■ Task goal ■
Give the number of lines holding the string "screenshot", and nothing else.

Collected data entries
'''

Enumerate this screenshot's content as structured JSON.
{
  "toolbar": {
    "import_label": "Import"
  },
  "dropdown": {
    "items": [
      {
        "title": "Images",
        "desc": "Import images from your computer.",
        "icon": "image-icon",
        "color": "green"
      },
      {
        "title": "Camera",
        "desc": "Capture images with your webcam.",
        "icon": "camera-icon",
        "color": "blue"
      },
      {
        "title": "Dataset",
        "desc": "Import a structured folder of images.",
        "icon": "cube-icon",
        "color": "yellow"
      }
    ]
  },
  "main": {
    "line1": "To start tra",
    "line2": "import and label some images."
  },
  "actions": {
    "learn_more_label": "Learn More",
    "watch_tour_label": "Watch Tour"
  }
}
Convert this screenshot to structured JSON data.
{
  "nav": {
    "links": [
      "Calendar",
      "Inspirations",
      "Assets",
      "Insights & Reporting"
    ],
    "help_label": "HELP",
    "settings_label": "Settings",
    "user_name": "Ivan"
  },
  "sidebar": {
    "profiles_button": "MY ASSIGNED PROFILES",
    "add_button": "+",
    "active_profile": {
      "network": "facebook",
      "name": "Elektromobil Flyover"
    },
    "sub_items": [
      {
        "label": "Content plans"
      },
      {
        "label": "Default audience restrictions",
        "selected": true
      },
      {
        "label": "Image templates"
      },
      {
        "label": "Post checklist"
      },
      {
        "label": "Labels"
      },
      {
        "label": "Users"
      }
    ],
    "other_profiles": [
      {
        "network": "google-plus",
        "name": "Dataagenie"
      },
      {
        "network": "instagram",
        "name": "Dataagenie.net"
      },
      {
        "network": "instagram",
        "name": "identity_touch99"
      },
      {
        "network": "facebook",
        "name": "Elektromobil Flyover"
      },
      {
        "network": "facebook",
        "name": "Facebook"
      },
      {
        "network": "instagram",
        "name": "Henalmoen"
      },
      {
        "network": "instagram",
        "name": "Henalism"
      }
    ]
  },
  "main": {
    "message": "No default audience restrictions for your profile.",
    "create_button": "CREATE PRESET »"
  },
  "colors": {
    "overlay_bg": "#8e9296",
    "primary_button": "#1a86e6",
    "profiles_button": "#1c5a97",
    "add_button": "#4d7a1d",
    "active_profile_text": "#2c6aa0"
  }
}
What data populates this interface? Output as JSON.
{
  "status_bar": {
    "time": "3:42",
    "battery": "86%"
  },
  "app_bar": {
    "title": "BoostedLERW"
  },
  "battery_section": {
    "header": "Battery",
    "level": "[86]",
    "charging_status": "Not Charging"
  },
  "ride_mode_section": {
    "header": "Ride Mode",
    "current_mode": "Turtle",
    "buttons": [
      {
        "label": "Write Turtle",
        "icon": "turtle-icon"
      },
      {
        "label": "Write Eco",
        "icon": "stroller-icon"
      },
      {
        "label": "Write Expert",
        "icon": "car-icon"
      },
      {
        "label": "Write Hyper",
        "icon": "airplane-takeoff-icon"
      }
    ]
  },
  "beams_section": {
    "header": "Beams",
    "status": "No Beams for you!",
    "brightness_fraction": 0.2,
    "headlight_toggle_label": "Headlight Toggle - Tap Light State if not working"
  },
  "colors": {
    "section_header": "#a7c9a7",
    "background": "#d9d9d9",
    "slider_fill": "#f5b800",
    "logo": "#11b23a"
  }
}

'''

■ Response ■
2